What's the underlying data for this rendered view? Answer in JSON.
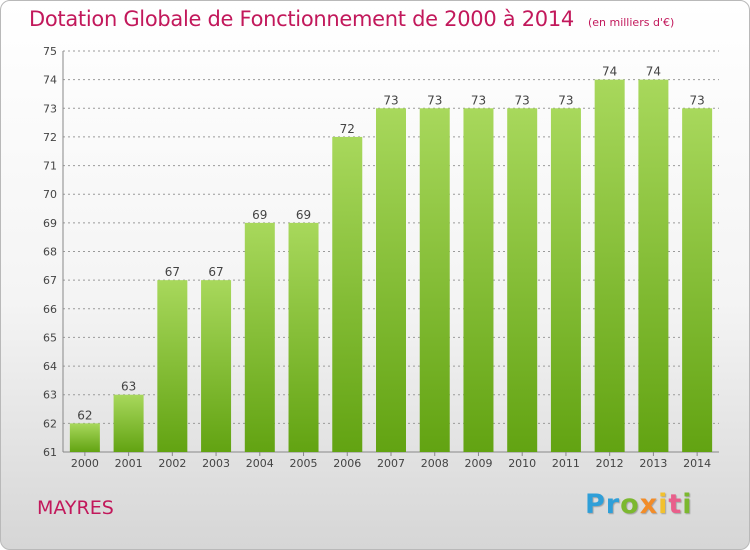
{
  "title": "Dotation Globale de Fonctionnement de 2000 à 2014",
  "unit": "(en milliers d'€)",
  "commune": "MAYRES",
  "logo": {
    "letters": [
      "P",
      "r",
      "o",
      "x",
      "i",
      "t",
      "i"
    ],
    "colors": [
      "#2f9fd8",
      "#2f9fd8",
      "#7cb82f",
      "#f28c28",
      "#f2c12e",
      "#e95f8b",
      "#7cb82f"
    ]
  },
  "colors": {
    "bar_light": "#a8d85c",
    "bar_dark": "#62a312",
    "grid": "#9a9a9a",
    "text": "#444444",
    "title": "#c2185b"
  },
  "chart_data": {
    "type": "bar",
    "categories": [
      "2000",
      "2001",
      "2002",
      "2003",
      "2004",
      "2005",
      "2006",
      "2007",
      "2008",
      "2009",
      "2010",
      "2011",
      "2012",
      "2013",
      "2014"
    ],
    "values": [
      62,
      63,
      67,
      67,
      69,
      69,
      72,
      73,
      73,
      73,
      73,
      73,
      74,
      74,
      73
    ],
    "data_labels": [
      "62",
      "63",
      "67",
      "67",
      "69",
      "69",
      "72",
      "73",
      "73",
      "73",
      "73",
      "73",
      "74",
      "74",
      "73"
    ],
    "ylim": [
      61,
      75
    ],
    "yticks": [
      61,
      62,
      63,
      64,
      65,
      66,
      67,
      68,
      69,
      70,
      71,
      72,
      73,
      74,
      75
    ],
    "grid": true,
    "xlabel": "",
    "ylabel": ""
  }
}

---

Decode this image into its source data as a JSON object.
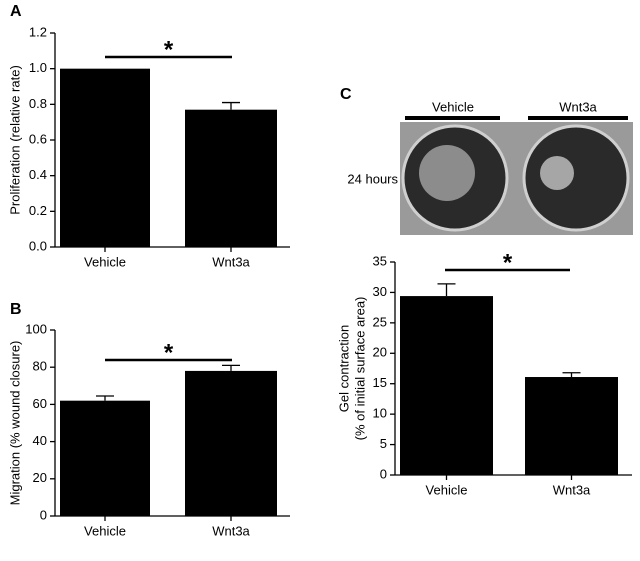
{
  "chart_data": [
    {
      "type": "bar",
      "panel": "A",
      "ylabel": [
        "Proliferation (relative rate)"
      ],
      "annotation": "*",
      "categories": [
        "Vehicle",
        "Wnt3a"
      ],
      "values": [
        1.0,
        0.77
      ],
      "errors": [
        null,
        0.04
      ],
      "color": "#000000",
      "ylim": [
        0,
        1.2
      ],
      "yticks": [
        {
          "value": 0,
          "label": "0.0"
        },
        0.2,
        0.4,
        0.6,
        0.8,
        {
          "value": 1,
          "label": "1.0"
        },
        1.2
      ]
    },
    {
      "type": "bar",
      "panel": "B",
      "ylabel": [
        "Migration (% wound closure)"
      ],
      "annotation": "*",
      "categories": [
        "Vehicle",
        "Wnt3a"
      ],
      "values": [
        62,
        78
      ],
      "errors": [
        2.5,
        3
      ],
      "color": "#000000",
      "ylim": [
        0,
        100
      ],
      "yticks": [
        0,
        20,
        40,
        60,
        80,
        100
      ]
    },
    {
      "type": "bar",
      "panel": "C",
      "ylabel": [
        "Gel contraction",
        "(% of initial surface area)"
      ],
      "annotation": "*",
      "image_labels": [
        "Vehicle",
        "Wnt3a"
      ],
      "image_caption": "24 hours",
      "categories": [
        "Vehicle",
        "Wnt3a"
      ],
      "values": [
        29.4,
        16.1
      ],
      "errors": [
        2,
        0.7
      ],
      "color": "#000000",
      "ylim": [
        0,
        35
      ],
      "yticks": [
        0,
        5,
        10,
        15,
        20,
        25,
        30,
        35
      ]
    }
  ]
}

Exercise aim
Whichever lines contain the string "this", select and copy them.

The result
What's the underlying data for this rendered view? Answer in JSON.
Decode this image into its source data as a JSON object.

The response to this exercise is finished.